* ARTIGO

────────

O português Pedro Rapoula, 39 anos, ex-assessor para a Cultura de Cavaco Silva e ex-conselheiro da Embaixada Portuguesa na Colômbia, é a partir do próximo ano o director da Feira Internacional do Livro de Bogotá (FILBO), o segundo maior evento literário da América Latina a seguir à feira de Guadalajara. Foi um dos doze candidatos ao cargo, ficou entre os três finalistas, ao lado de um canadiano e de um holandês, e começou a trabalhar este mês. Diz que a sua função é apagar fogos, esse é o papel de um director de uma feira, como a de Bogotá, que tem mais de 1500 eventos e por onde passam 500 mil pessoas. Nesta edição, ao lado da actual directora, Adriana Martínez, está a preparar já a edição do próximo ano em que se comemoram os 30 anos da feira: com uma retrospectiva de todas as edições e de todos os autores que já passaram por lá tendo França como país convidado.     

Há jovens nas filas da Feira Internacional do Livro de Bogotá durante horas, para ouvir um escritor de 80 anos, como se esperassem por um concerto de Justin Bieber. Como se explica isto?

────────

* INSTRUÇÃO 1
Apresente como lista numerada as linhas da listagem, começando pela primeira e terminando na linha que contém "spotlight-search-icon[interactable] — [1191, 3, 1206, 19]", ambas incluídas. Omita as linhas em branco.

* Entradas retiradas de uma coleção
────────

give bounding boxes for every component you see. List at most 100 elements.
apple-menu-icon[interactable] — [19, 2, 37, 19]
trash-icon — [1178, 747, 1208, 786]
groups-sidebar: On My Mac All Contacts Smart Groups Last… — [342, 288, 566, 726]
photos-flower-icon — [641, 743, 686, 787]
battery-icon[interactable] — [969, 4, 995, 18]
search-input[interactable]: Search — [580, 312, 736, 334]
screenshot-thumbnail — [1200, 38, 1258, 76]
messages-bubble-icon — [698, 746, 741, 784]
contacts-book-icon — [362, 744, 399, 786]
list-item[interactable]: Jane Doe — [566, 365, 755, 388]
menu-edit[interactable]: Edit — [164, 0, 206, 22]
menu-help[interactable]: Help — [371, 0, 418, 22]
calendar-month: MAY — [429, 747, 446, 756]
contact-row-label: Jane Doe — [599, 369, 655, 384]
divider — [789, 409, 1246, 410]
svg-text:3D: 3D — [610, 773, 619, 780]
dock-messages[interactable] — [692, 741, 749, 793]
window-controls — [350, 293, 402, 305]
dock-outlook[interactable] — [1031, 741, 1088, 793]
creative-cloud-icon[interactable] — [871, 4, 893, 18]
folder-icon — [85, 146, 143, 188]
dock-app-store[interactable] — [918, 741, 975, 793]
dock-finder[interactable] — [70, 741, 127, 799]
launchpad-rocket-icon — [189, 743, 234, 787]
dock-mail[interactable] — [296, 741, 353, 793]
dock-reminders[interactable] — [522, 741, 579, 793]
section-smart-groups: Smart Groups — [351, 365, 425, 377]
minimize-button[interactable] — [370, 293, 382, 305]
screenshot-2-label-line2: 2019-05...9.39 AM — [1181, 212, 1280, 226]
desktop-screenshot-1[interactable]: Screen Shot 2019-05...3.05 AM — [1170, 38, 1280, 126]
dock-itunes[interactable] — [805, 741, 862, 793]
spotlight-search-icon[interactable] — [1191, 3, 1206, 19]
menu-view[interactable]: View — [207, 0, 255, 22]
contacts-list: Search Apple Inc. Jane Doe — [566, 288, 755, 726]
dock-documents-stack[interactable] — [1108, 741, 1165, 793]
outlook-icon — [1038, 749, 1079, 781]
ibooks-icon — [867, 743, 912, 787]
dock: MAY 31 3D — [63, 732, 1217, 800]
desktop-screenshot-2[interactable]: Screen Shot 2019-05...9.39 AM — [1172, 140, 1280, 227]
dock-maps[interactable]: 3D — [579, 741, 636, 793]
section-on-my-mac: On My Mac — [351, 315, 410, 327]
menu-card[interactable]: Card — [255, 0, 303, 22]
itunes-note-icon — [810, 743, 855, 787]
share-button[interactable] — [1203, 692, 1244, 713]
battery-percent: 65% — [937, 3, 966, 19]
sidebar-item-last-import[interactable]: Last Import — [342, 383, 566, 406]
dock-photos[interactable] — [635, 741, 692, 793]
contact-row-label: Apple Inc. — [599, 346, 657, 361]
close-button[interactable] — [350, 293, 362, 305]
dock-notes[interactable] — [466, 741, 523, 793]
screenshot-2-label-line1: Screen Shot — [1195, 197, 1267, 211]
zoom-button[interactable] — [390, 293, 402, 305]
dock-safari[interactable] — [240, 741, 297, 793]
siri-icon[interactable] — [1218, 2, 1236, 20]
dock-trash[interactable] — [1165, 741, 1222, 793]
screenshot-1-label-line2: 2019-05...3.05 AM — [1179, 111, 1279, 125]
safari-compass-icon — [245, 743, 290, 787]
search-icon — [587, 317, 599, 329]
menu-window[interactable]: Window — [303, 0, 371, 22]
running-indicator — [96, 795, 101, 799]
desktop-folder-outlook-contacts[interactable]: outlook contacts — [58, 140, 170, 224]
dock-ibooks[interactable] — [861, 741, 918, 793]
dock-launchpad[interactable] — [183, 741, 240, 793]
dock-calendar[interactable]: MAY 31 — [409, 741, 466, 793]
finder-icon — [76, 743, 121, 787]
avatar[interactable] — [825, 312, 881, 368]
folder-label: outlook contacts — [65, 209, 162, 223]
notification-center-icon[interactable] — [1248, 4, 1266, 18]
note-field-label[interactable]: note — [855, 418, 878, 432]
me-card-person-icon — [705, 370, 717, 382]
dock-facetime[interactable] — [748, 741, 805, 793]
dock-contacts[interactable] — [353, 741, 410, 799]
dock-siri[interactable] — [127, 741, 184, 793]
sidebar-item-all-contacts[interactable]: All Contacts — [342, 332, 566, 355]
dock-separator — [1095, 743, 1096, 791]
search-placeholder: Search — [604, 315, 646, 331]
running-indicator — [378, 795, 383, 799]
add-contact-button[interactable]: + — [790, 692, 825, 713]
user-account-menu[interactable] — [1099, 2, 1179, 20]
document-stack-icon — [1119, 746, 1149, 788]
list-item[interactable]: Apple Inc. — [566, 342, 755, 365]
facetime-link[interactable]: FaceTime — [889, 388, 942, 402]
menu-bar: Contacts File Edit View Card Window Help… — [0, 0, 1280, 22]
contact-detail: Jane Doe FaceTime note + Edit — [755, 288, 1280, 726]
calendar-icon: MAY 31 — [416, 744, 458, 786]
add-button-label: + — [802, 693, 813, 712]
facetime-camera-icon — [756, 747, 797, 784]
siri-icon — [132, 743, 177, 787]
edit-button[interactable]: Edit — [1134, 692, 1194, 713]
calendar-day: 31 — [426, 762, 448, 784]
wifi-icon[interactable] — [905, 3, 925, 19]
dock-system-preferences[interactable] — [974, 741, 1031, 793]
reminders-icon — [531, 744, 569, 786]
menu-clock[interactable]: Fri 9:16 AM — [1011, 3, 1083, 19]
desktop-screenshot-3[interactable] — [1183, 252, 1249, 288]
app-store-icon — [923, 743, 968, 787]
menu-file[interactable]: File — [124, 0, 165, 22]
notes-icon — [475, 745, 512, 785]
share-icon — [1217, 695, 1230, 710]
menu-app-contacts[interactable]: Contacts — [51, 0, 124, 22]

────────

* INSTRUÇÃO 2
Reescreva em forma de lista o parágrafo do artigo que começa por "O português Pedro Rapoula", mantendo os seus factos principais.

* RESPOSTA 1
1. give bounding boxes for every component you see. List at most 100 elements.
2. apple-menu-icon[interactable] — [19, 2, 37, 19]
3. trash-icon — [1178, 747, 1208, 786]
4. groups-sidebar: On My Mac All Contacts Smart Groups Last… — [342, 288, 566, 726]
5. photos-flower-icon — [641, 743, 686, 787]
6. battery-icon[interactable] — [969, 4, 995, 18]
7. search-input[interactable]: Search — [580, 312, 736, 334]
8. screenshot-thumbnail — [1200, 38, 1258, 76]
9. messages-bubble-icon — [698, 746, 741, 784]
10. contacts-book-icon — [362, 744, 399, 786]
11. list-item[interactable]: Jane Doe — [566, 365, 755, 388]
12. menu-edit[interactable]: Edit — [164, 0, 206, 22]
13. menu-help[interactable]: Help — [371, 0, 418, 22]
14. calendar-month: MAY — [429, 747, 446, 756]
15. contact-row-label: Jane Doe — [599, 369, 655, 384]
16. divider — [789, 409, 1246, 410]
17. svg-text:3D: 3D — [610, 773, 619, 780]
18. dock-messages[interactable] — [692, 741, 749, 793]
19. window-controls — [350, 293, 402, 305]
20. dock-outlook[interactable] — [1031, 741, 1088, 793]
21. creative-cloud-icon[interactable] — [871, 4, 893, 18]
22. folder-icon — [85, 146, 143, 188]
23. dock-app-store[interactable] — [918, 741, 975, 793]
24. dock-finder[interactable] — [70, 741, 127, 799]
25. launchpad-rocket-icon — [189, 743, 234, 787]
26. dock-mail[interactable] — [296, 741, 353, 793]
27. dock-reminders[interactable] — [522, 741, 579, 793]
28. section-smart-groups: Smart Groups — [351, 365, 425, 377]
29. minimize-button[interactable] — [370, 293, 382, 305]
30. screenshot-2-label-line2: 2019-05...9.39 AM — [1181, 212, 1280, 226]
31. desktop-screenshot-1[interactable]: Screen Shot 2019-05...3.05 AM — [1170, 38, 1280, 126]
32. dock-itunes[interactable] — [805, 741, 862, 793]
33. spotlight-search-icon[interactable] — [1191, 3, 1206, 19]

* RESPOSTA 2
- Pedro Rapoula, português de 39 anos, foi assessor para a Cultura de Cavaco Silva e conselheiro da Embaixada Portuguesa na Colômbia. A partir do próximo ano será director da Feira Internacional do Livro de Bogotá (FILBO).
- A FILBO é o segundo maior evento literário da América Latina, a seguir à feira de Guadalajara.
- Rapoula foi um dos doze candidatos ao cargo e ficou entre os três finalistas, com um canadiano e um holandês. Começou a trabalhar este mês.
- Segundo ele, o papel do director é apagar fogos numa feira com mais de 1500 eventos e 500 mil visitantes.
- Com a actual directora, Adriana Martínez, já prepara a edição do próximo ano, que assinala os 30 anos da feira. Essa edição terá uma retrospectiva de todas as edições e autores, e França será o país convidado.